### Requirement
Below are some entries; can you quote all of them exactly?

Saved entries
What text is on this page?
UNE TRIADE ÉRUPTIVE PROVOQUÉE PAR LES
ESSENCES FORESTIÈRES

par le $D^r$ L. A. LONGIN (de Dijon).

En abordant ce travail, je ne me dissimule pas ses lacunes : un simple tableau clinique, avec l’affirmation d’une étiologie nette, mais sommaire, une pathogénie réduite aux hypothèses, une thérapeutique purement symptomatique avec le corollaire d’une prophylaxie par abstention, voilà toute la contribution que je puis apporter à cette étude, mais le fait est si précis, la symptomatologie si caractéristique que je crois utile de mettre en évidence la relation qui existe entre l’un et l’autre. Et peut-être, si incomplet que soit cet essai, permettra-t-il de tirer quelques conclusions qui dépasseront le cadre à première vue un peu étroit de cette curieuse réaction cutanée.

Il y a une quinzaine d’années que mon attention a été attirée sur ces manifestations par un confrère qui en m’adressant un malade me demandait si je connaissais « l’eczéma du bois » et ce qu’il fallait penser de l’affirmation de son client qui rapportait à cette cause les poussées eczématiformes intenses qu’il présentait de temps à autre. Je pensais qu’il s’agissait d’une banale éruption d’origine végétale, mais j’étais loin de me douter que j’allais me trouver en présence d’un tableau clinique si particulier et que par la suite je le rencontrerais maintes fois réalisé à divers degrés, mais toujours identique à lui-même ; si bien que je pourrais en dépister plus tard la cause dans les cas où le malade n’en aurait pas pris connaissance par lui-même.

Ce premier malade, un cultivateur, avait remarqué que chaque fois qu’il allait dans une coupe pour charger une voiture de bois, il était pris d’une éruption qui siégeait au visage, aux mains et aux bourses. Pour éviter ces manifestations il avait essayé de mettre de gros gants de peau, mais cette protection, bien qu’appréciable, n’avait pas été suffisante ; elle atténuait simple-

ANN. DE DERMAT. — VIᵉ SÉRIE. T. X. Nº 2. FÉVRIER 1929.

### Correct output
What text is on this page?
UNE TRIADE ÉRUPTIVE PROVOQUÉE PAR LES
ESSENCES FORESTIÈRES

par le $D^r$ L. A. LONGIN (de Dijon).

En abordant ce travail, je ne me dissimule pas ses lacunes : un simple tableau clinique, avec l’affirmation d’une étiologie nette, mais sommaire, une pathogénie réduite aux hypothèses, une thérapeutique purement symptomatique avec le corollaire d’une prophylaxie par abstention, voilà toute la contribution que je puis apporter à cette étude, mais le fait est si précis, la symptomatologie si caractéristique que je crois utile de mettre en évidence la relation qui existe entre l’un et l’autre. Et peut-être, si incomplet que soit cet essai, permettra-t-il de tirer quelques conclusions qui dépasseront le cadre à première vue un peu étroit de cette curieuse réaction cutanée.

Il y a une quinzaine d’années que mon attention a été attirée sur ces manifestations par un confrère qui en m’adressant un malade me demandait si je connaissais « l’eczéma du bois » et ce qu’il fallait penser de l’affirmation de son client qui rapportait à cette cause les poussées eczématiformes intenses qu’il présentait de temps à autre. Je pensais qu’il s’agissait d’une banale éruption d’origine végétale, mais j’étais loin de me douter que j’allais me trouver en présence d’un tableau clinique si particulier et que par la suite je le rencontrerais maintes fois réalisé à divers degrés, mais toujours identique à lui-même ; si bien que je pourrais en dépister plus tard la cause dans les cas où le malade n’en aurait pas pris connaissance par lui-même.

Ce premier malade, un cultivateur, avait remarqué que chaque fois qu’il allait dans une coupe pour charger une voiture de bois, il était pris d’une éruption qui siégeait au visage, aux mains et aux bourses. Pour éviter ces manifestations il avait essayé de mettre de gros gants de peau, mais cette protection, bien qu’appréciable, n’avait pas été suffisante ; elle atténuait simple-

ANN. DE DERMAT. — VIᵉ SÉRIE. T. X. Nº 2. FÉVRIER 1929.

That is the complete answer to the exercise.